== RECORDS SHOWN

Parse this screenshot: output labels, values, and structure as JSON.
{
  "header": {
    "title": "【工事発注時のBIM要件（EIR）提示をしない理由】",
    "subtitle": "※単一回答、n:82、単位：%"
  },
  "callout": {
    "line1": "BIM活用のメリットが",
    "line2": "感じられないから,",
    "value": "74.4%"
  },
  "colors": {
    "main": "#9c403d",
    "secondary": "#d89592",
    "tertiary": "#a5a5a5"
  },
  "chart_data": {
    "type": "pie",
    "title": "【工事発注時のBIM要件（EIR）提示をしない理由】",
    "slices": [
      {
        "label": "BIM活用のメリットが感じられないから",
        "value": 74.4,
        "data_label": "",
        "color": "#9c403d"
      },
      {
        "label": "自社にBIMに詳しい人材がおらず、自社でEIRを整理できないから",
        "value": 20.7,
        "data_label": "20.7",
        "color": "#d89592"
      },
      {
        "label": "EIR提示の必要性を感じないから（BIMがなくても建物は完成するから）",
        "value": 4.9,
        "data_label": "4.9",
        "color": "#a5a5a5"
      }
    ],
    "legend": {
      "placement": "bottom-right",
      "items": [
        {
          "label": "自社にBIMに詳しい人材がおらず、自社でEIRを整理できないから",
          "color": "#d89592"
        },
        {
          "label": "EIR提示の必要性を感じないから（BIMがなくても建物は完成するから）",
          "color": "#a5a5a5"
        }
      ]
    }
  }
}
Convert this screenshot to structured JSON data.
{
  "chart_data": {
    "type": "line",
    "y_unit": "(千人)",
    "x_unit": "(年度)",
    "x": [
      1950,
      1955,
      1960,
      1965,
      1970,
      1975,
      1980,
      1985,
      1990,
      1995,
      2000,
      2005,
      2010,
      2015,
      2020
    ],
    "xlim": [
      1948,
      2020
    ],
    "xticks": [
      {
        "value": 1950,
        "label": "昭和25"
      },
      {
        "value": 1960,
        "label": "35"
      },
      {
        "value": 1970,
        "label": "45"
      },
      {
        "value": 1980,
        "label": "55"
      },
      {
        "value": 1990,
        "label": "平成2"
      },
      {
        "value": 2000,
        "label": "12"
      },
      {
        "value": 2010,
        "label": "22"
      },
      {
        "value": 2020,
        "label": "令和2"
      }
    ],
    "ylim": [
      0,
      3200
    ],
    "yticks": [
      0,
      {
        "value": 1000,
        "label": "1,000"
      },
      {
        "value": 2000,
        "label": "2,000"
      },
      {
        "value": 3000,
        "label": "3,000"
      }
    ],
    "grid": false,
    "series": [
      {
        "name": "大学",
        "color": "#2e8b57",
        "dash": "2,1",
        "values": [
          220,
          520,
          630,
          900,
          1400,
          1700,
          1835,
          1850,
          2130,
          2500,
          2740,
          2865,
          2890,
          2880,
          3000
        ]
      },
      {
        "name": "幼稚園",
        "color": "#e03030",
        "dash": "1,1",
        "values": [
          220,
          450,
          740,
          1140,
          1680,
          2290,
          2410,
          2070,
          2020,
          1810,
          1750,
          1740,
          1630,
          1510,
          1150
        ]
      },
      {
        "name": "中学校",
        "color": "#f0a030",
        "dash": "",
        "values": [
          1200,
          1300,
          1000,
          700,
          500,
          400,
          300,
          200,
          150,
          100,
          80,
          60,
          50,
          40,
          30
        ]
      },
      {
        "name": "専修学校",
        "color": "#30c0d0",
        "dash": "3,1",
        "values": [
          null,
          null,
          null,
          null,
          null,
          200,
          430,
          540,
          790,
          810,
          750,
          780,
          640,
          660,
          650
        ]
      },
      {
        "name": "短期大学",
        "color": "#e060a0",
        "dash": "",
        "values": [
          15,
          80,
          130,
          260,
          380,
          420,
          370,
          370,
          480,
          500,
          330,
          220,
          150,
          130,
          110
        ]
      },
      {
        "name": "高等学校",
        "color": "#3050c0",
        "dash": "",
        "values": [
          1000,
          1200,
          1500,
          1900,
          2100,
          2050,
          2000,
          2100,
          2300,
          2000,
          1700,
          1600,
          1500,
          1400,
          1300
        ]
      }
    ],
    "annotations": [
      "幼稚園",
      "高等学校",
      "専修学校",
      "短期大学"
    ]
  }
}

====

* [GIVEN EXERCISE]: Read the entries and pick out all lines that include the word "自社にBIMに詳しい人材がおらず".

* [RESULT OF THIS TASK]:
        "label": "自社にBIMに詳しい人材がおらず、自社でEIRを整理できないから",
          "label": "自社にBIMに詳しい人材がおらず、自社でEIRを整理できないから",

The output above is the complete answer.